Data provided:
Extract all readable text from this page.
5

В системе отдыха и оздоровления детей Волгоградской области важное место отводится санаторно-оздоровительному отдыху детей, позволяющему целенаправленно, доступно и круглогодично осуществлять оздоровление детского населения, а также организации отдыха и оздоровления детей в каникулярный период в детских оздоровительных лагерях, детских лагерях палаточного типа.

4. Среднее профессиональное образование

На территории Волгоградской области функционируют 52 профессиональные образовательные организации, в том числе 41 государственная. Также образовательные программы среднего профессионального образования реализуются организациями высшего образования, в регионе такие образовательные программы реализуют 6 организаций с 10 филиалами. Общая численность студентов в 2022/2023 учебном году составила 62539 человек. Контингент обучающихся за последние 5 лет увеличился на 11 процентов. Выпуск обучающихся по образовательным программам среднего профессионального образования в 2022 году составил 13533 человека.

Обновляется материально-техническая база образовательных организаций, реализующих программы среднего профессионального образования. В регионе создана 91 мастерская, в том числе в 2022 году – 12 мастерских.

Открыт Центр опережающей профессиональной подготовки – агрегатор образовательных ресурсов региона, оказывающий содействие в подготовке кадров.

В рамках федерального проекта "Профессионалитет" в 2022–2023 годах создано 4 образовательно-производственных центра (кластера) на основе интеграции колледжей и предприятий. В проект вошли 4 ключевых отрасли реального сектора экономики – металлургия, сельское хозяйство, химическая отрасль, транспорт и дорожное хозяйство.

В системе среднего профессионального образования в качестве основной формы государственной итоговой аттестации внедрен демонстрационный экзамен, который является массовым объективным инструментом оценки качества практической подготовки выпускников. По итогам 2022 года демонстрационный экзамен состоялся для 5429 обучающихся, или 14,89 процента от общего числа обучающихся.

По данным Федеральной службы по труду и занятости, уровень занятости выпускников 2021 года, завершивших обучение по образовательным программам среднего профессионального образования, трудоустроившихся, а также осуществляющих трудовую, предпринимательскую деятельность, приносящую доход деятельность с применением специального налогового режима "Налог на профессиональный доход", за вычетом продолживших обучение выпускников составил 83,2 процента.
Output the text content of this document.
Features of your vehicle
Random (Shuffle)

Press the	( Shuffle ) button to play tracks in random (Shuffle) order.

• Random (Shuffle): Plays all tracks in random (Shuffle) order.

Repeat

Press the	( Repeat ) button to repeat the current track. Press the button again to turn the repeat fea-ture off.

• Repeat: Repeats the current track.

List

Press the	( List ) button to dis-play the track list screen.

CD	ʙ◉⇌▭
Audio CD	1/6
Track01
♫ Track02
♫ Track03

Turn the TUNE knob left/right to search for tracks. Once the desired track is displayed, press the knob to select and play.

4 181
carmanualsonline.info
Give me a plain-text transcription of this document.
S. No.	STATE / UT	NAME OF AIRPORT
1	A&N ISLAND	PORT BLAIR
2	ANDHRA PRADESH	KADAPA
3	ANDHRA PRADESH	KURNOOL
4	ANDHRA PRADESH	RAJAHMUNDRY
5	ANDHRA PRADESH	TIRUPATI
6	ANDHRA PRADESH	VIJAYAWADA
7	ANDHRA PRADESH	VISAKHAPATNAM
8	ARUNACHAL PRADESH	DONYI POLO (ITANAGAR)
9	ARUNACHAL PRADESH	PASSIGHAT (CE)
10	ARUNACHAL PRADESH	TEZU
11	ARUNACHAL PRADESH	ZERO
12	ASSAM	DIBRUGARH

Task goal: Reproduce the entire listing word for word.

Completed task:
Extract all readable text from this page.
5

В системе отдыха и оздоровления детей Волгоградской области важное место отводится санаторно-оздоровительному отдыху детей, позволяющему целенаправленно, доступно и круглогодично осуществлять оздоровление детского населения, а также организации отдыха и оздоровления детей в каникулярный период в детских оздоровительных лагерях, детских лагерях палаточного типа.

4. Среднее профессиональное образование

На территории Волгоградской области функционируют 52 профессиональные образовательные организации, в том числе 41 государственная. Также образовательные программы среднего профессионального образования реализуются организациями высшего образования, в регионе такие образовательные программы реализуют 6 организаций с 10 филиалами. Общая численность студентов в 2022/2023 учебном году составила 62539 человек. Контингент обучающихся за последние 5 лет увеличился на 11 процентов. Выпуск обучающихся по образовательным программам среднего профессионального образования в 2022 году составил 13533 человека.

Обновляется материально-техническая база образовательных организаций, реализующих программы среднего профессионального образования. В регионе создана 91 мастерская, в том числе в 2022 году – 12 мастерских.

Открыт Центр опережающей профессиональной подготовки – агрегатор образовательных ресурсов региона, оказывающий содействие в подготовке кадров.

В рамках федерального проекта "Профессионалитет" в 2022–2023 годах создано 4 образовательно-производственных центра (кластера) на основе интеграции колледжей и предприятий. В проект вошли 4 ключевых отрасли реального сектора экономики – металлургия, сельское хозяйство, химическая отрасль, транспорт и дорожное хозяйство.

В системе среднего профессионального образования в качестве основной формы государственной итоговой аттестации внедрен демонстрационный экзамен, который является массовым объективным инструментом оценки качества практической подготовки выпускников. По итогам 2022 года демонстрационный экзамен состоялся для 5429 обучающихся, или 14,89 процента от общего числа обучающихся.

По данным Федеральной службы по труду и занятости, уровень занятости выпускников 2021 года, завершивших обучение по образовательным программам среднего профессионального образования, трудоустроившихся, а также осуществляющих трудовую, предпринимательскую деятельность, приносящую доход деятельность с применением специального налогового режима "Налог на профессиональный доход", за вычетом продолживших обучение выпускников составил 83,2 процента.
Output the text content of this document.
Features of your vehicle
Random (Shuffle)

Press the	( Shuffle ) button to play tracks in random (Shuffle) order.

• Random (Shuffle): Plays all tracks in random (Shuffle) order.

Repeat

Press the	( Repeat ) button to repeat the current track. Press the button again to turn the repeat fea-ture off.

• Repeat: Repeats the current track.

List

Press the	( List ) button to dis-play the track list screen.

CD	ʙ◉⇌▭
Audio CD	1/6
Track01
♫ Track02
♫ Track03

Turn the TUNE knob left/right to search for tracks. Once the desired track is displayed, press the knob to select and play.

4 181
carmanualsonline.info
Give me a plain-text transcription of this document.
S. No.	STATE / UT	NAME OF AIRPORT
1	A&N ISLAND	PORT BLAIR
2	ANDHRA PRADESH	KADAPA
3	ANDHRA PRADESH	KURNOOL
4	ANDHRA PRADESH	RAJAHMUNDRY
5	ANDHRA PRADESH	TIRUPATI
6	ANDHRA PRADESH	VIJAYAWADA
7	ANDHRA PRADESH	VISAKHAPATNAM
8	ARUNACHAL PRADESH	DONYI POLO (ITANAGAR)
9	ARUNACHAL PRADESH	PASSIGHAT (CE)
10	ARUNACHAL PRADESH	TEZU
11	ARUNACHAL PRADESH	ZERO
12	ASSAM	DIBRUGARH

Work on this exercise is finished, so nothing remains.